#### What you will do
Skip the pictures. Repeat everything else in the records word for word.

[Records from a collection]
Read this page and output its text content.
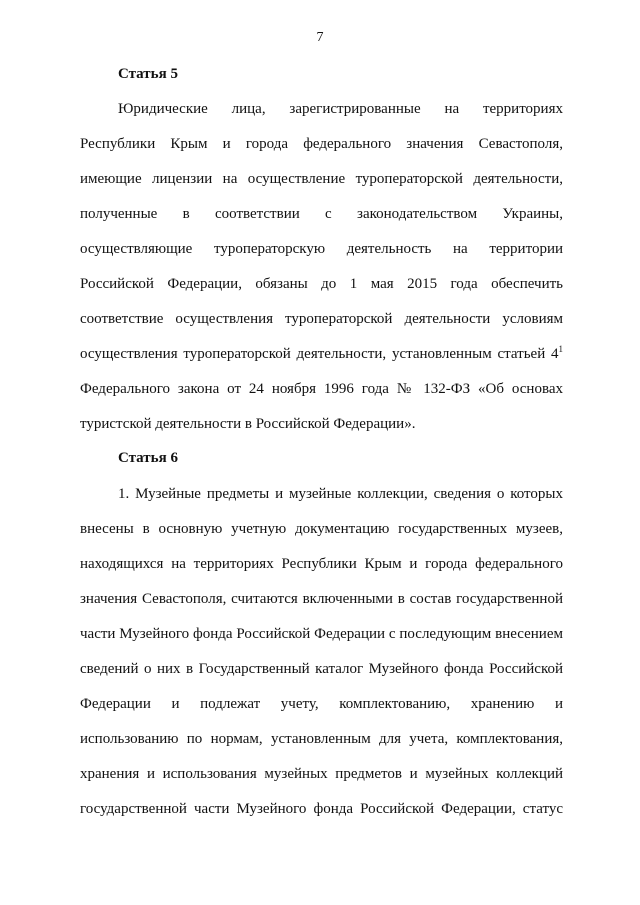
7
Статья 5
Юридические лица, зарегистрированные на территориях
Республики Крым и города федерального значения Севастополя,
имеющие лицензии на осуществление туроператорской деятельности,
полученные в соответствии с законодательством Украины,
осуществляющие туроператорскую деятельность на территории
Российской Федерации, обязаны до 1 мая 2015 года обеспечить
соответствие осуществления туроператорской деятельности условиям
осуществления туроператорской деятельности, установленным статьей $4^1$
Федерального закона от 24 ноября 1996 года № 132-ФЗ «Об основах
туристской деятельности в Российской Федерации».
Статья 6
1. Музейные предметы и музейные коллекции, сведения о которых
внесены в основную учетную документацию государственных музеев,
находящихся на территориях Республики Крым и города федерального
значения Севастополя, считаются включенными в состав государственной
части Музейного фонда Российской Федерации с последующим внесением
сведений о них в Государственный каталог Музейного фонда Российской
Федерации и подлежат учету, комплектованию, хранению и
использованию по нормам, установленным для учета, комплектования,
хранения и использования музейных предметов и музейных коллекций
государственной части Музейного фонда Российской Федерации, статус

#### Written answer
Read this page and output its text content.
7
Статья 5
Юридические лица, зарегистрированные на территориях
Республики Крым и города федерального значения Севастополя,
имеющие лицензии на осуществление туроператорской деятельности,
полученные в соответствии с законодательством Украины,
осуществляющие туроператорскую деятельность на территории
Российской Федерации, обязаны до 1 мая 2015 года обеспечить
соответствие осуществления туроператорской деятельности условиям
осуществления туроператорской деятельности, установленным статьей $4^1$
Федерального закона от 24 ноября 1996 года № 132-ФЗ «Об основах
туристской деятельности в Российской Федерации».
Статья 6
1. Музейные предметы и музейные коллекции, сведения о которых
внесены в основную учетную документацию государственных музеев,
находящихся на территориях Республики Крым и города федерального
значения Севастополя, считаются включенными в состав государственной
части Музейного фонда Российской Федерации с последующим внесением
сведений о них в Государственный каталог Музейного фонда Российской
Федерации и подлежат учету, комплектованию, хранению и
использованию по нормам, установленным для учета, комплектования,
хранения и использования музейных предметов и музейных коллекций
государственной части Музейного фонда Российской Федерации, статус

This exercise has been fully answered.